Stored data

╔══

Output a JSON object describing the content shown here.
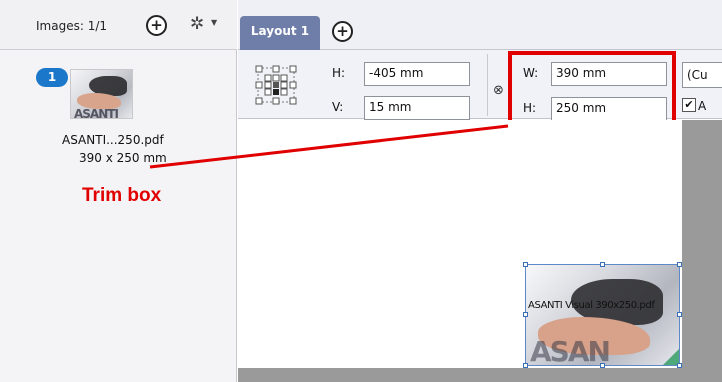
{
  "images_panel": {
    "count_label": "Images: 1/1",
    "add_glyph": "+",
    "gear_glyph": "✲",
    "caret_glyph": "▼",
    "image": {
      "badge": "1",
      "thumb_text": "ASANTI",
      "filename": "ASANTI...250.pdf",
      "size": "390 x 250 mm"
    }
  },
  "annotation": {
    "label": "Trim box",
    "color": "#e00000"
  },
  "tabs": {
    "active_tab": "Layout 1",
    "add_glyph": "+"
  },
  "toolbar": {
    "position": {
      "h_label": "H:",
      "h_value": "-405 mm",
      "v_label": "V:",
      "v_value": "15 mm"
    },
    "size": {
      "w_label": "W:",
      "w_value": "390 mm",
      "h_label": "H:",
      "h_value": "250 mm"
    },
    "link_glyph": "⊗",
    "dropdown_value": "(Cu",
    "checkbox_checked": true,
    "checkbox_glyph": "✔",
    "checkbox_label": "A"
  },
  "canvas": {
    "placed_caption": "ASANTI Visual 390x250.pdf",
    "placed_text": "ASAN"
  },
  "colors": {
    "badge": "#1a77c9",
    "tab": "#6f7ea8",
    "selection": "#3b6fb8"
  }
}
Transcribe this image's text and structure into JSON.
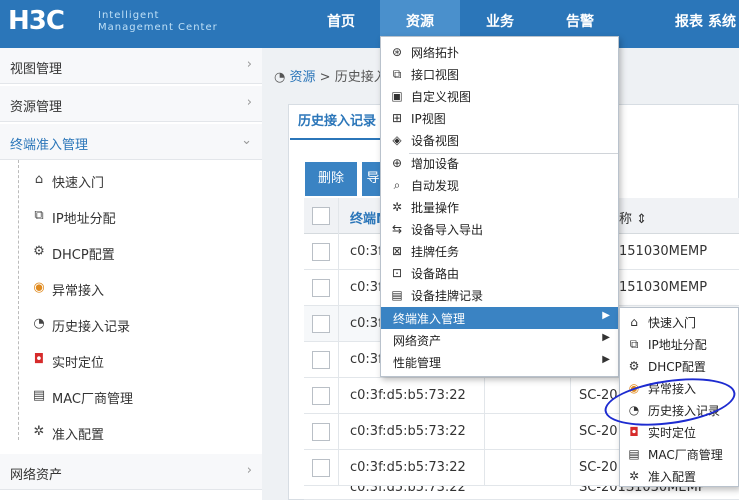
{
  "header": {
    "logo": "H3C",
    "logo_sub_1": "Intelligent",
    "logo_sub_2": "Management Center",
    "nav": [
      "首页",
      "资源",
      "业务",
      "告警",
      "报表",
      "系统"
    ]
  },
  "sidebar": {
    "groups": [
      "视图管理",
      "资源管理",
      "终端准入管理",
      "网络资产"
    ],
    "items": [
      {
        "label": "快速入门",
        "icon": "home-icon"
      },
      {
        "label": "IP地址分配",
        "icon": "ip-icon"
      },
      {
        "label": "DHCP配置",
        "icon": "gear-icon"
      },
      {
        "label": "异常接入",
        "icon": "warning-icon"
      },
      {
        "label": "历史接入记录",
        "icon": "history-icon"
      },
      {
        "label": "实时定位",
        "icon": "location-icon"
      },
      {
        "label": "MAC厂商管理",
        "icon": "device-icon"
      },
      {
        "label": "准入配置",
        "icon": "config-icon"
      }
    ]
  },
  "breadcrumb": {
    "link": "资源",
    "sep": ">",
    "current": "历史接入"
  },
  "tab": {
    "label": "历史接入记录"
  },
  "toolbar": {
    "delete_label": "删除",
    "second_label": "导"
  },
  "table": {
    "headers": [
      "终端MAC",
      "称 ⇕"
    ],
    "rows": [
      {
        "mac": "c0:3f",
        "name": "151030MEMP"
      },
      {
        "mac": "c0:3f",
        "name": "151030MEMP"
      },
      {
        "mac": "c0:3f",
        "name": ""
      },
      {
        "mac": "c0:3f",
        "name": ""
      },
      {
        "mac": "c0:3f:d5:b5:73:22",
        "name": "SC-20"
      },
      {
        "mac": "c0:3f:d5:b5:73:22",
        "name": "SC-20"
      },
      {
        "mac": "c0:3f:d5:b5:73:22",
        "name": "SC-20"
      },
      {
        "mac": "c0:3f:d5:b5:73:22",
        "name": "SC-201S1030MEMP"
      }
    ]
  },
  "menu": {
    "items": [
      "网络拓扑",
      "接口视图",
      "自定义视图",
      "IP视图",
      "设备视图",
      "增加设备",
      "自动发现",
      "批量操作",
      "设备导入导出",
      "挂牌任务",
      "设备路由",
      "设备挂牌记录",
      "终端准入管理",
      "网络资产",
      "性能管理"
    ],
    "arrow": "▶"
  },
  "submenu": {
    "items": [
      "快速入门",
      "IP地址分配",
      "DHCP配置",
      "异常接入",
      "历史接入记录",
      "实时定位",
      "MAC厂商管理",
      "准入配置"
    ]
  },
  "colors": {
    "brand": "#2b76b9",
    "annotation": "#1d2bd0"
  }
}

╚══
╔══

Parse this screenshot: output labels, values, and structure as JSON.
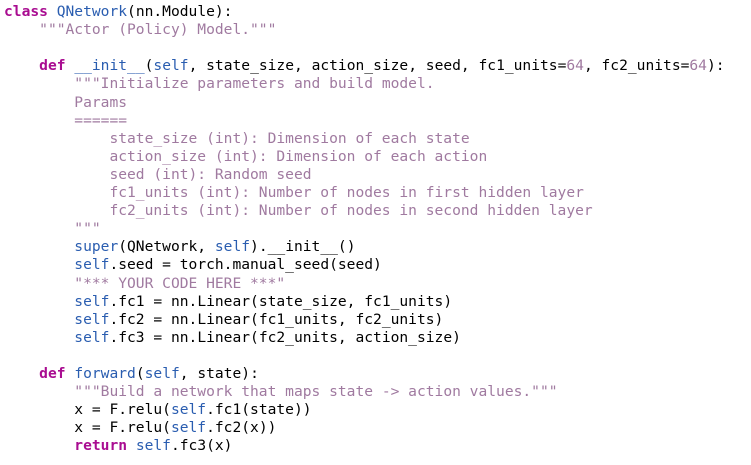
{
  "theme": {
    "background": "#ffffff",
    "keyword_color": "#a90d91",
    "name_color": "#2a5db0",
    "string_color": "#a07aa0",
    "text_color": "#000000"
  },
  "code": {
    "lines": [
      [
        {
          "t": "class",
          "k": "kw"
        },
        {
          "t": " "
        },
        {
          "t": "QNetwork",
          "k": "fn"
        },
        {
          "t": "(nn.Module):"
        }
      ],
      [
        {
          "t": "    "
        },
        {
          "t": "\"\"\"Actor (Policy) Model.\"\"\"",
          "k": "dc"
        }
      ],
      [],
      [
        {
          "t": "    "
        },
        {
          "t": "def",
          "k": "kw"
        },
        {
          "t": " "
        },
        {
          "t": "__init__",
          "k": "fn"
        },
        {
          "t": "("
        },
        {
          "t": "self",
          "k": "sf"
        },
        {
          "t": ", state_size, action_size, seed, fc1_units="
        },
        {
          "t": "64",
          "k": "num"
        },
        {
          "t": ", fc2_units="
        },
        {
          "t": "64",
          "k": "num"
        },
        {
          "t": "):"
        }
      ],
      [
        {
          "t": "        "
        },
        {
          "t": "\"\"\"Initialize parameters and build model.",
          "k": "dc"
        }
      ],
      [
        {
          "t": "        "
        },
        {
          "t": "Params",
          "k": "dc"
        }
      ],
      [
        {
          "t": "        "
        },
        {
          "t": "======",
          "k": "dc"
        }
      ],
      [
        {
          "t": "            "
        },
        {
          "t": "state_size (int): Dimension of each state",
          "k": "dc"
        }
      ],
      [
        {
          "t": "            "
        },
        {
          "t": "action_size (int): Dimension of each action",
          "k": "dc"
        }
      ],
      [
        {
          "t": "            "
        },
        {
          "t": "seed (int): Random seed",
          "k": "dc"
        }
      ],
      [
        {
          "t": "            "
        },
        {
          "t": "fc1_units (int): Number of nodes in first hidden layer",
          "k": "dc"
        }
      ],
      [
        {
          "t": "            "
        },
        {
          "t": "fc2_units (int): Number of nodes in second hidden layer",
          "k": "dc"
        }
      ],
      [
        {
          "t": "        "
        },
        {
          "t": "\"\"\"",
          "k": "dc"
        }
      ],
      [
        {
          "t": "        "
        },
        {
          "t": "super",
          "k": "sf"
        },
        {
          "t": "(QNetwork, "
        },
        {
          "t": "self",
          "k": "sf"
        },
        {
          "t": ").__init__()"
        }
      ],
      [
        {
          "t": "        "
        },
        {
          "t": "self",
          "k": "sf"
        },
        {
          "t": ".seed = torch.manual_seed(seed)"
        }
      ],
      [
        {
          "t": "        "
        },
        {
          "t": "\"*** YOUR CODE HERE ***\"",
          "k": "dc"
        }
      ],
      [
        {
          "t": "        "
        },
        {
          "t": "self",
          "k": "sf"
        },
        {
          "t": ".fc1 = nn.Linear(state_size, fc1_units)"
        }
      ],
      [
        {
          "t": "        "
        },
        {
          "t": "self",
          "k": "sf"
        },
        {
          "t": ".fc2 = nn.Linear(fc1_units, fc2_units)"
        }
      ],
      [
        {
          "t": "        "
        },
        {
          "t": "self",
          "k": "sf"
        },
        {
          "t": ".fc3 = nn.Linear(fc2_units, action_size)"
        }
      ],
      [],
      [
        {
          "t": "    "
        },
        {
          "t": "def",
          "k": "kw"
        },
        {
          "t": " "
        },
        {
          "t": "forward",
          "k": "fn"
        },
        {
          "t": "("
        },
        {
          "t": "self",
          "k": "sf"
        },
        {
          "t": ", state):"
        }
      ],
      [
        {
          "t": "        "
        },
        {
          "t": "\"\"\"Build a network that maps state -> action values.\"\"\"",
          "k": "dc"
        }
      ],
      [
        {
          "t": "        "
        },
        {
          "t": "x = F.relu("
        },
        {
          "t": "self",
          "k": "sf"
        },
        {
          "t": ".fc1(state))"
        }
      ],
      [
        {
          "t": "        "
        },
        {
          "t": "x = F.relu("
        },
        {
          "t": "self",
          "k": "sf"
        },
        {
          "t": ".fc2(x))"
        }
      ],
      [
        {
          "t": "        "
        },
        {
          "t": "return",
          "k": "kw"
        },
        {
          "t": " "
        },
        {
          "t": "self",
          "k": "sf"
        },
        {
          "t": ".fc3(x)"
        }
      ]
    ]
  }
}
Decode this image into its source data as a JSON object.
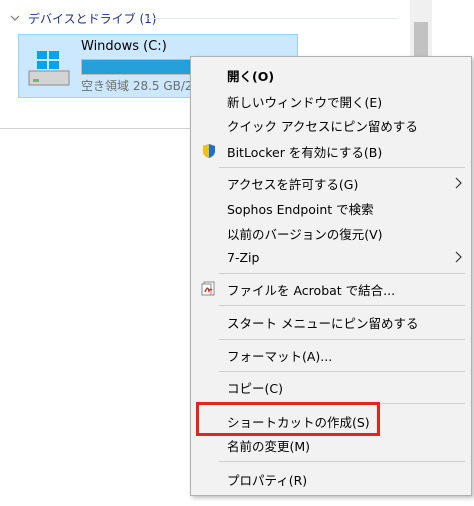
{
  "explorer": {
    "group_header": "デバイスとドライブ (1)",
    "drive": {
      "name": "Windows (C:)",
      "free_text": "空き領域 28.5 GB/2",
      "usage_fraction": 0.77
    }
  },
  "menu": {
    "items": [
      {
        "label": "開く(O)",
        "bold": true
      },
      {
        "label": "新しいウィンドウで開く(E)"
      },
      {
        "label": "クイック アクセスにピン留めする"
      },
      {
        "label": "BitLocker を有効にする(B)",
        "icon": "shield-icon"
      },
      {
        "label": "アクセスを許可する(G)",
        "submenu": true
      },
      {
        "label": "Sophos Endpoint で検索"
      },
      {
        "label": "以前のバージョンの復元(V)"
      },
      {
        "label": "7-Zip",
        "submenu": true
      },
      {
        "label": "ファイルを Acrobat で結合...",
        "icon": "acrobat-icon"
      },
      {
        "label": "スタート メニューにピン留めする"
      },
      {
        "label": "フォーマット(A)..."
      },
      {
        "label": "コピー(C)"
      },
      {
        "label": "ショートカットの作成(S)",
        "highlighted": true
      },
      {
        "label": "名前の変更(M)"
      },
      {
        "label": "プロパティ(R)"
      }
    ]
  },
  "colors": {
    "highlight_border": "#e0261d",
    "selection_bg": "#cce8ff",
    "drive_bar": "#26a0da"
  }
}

╚══
╔══

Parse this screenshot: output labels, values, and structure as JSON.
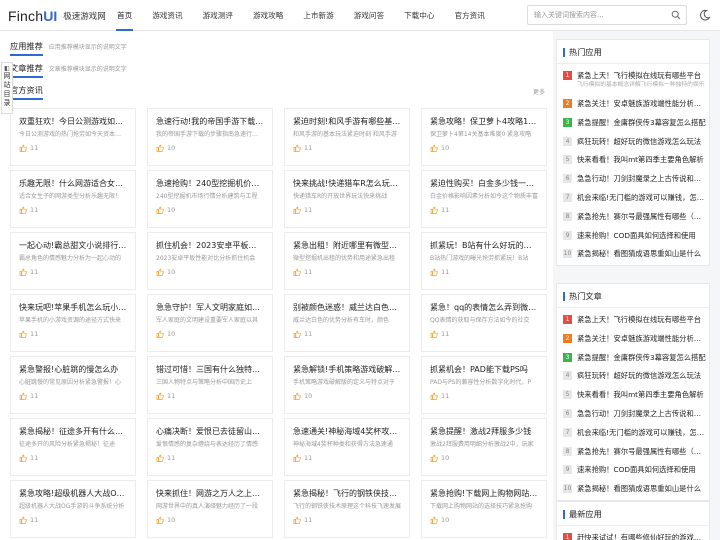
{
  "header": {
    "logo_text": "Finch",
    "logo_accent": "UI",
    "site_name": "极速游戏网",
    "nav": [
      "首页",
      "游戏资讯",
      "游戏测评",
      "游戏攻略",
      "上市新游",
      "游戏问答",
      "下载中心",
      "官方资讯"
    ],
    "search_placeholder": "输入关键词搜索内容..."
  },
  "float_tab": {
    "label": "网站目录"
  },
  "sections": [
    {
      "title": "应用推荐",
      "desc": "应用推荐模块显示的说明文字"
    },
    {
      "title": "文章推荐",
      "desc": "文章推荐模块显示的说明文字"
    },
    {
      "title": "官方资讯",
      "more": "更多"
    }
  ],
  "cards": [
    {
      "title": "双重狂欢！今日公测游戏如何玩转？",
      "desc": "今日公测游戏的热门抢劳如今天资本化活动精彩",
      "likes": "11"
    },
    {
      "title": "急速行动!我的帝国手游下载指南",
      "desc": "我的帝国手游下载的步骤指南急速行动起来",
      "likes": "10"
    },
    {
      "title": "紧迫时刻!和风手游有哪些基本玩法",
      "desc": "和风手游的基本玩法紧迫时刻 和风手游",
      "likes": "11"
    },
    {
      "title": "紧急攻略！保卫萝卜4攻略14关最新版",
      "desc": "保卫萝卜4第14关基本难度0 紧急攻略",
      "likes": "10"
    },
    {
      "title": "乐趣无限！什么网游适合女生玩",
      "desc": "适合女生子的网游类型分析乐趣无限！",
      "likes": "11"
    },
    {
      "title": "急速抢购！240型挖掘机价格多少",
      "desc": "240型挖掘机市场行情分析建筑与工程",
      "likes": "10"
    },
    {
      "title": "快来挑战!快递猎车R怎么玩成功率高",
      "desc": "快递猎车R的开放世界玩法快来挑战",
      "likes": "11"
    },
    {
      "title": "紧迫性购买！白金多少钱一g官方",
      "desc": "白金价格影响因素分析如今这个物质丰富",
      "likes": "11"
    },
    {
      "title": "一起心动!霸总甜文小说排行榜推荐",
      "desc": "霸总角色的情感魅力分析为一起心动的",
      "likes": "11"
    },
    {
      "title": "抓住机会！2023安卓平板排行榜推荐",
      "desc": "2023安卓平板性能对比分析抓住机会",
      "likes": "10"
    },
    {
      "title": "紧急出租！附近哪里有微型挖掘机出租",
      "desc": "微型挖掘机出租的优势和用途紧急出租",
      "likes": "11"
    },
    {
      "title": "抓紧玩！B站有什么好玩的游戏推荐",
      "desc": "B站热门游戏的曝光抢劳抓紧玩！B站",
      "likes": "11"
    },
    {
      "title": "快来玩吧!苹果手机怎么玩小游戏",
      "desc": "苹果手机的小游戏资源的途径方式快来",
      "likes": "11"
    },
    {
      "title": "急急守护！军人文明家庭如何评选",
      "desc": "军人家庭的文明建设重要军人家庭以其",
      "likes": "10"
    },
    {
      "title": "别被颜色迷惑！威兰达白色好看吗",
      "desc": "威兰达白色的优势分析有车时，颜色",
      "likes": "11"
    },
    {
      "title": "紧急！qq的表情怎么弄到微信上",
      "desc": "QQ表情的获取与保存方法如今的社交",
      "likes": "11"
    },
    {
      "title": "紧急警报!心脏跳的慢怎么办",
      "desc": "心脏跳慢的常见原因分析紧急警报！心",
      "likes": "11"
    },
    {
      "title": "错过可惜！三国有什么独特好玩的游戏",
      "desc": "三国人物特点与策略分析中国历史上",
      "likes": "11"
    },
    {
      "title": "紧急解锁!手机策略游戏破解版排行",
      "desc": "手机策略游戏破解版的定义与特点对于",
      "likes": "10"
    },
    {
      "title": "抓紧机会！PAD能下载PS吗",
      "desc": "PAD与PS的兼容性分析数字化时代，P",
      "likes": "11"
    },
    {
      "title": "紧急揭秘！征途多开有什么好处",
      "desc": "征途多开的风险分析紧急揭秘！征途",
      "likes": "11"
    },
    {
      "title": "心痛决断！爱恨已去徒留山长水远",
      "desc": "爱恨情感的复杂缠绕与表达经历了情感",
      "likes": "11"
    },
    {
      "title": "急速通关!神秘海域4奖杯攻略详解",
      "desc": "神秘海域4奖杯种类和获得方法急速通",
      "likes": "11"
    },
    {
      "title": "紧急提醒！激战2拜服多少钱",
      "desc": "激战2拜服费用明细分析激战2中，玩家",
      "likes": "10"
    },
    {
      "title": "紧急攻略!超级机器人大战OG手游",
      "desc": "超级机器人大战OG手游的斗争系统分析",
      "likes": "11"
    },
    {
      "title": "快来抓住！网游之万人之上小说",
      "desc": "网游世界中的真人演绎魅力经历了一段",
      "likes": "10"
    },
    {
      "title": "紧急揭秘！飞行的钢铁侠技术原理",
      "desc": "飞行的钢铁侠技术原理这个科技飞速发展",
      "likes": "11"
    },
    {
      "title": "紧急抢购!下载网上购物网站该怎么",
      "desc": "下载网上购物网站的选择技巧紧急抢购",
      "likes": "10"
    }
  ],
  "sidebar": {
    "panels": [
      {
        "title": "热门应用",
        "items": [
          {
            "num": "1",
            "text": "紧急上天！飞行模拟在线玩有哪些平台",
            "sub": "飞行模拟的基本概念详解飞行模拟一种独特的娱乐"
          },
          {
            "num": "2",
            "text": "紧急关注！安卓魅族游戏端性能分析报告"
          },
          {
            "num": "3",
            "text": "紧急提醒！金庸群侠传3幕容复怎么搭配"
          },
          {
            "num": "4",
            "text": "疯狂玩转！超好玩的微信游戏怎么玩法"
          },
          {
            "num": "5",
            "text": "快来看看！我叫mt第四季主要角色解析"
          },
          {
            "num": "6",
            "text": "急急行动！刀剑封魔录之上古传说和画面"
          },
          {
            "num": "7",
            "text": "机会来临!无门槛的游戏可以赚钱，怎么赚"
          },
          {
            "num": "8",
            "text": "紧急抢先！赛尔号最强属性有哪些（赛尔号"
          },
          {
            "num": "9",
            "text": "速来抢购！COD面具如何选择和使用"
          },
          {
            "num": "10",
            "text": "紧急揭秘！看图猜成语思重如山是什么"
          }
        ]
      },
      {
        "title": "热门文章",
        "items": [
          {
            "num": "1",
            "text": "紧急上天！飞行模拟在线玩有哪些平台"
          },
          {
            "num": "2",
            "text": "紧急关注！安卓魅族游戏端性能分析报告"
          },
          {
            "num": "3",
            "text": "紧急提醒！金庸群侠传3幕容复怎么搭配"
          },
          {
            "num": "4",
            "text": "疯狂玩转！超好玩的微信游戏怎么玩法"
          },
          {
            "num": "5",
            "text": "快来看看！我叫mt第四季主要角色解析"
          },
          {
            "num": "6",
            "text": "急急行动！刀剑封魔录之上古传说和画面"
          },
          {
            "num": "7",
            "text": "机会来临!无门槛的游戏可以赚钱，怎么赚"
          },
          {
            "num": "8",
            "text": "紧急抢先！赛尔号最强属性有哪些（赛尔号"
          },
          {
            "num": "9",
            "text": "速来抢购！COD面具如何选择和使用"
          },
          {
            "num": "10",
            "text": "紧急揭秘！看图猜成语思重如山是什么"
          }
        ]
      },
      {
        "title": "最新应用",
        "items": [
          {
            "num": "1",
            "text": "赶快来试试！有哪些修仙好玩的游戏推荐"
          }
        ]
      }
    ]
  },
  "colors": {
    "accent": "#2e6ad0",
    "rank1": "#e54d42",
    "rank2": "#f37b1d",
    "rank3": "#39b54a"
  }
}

╚══

• [PROBLEM STATEMENT] Copy every line above that includes the string "hidden".

• [TASK RESPONSE]
          "t": "fc1_units (int): Number of nodes in first hidden layer",
          "t": "fc2_units (int): Number of nodes in second hidden layer",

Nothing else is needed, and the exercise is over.